WORK TO DO:
Extract all lines that hold "text" from the records below.

————————

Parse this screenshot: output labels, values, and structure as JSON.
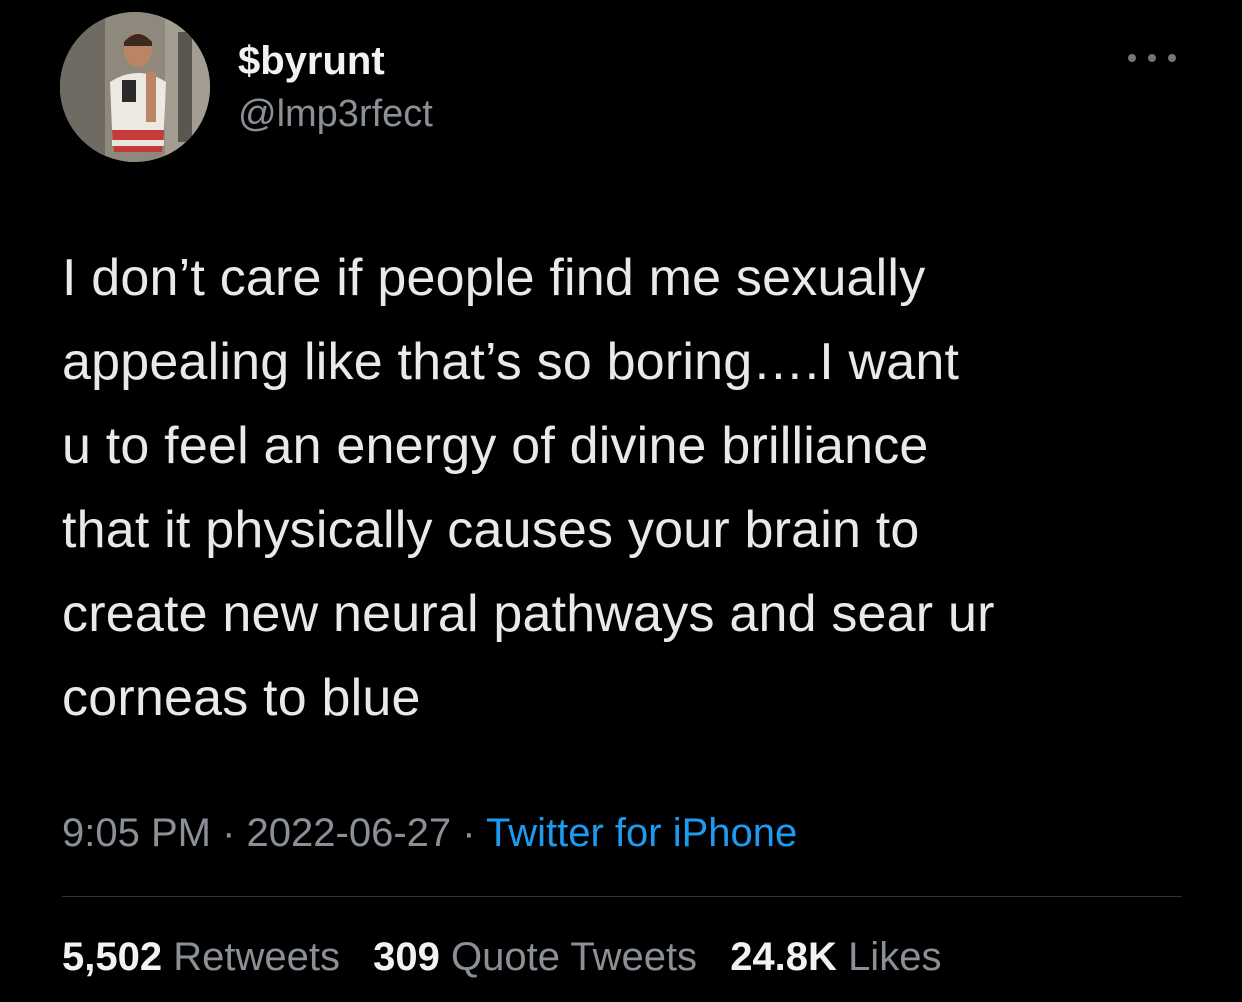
{
  "tweet": {
    "display_name": "$byrunt",
    "handle": "@lmp3rfect",
    "text": "I don’t care if people find me sexually\nappealing like that’s so boring….I want\nu to feel an energy of divine brilliance\nthat it physically causes your brain to\ncreate new neural pathways and sear ur\ncorneas to blue",
    "time": "9:05 PM",
    "separator": "·",
    "date": "2022-06-27",
    "source": "Twitter for iPhone"
  },
  "stats": {
    "retweets_count": "5,502",
    "retweets_label": "Retweets",
    "quotes_count": "309",
    "quotes_label": "Quote Tweets",
    "likes_count": "24.8K",
    "likes_label": "Likes"
  },
  "icons": {
    "more": "more-horizontal-icon",
    "avatar": "avatar-photo"
  },
  "colors": {
    "background": "#000000",
    "text": "#e7e9ea",
    "secondary": "#8b9097",
    "link": "#1d9bf0",
    "divider": "#2f3336"
  }
}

————————

RESULT FOR THIS TASK:
    "text": "I don’t care if people find me sexually\nappealing like that’s so boring….I want\nu to feel an energy of divine brilliance\nthat it physically causes your brain to\ncreate new neural pathways and sear ur\ncorneas to blue",
    "text": "#e7e9ea",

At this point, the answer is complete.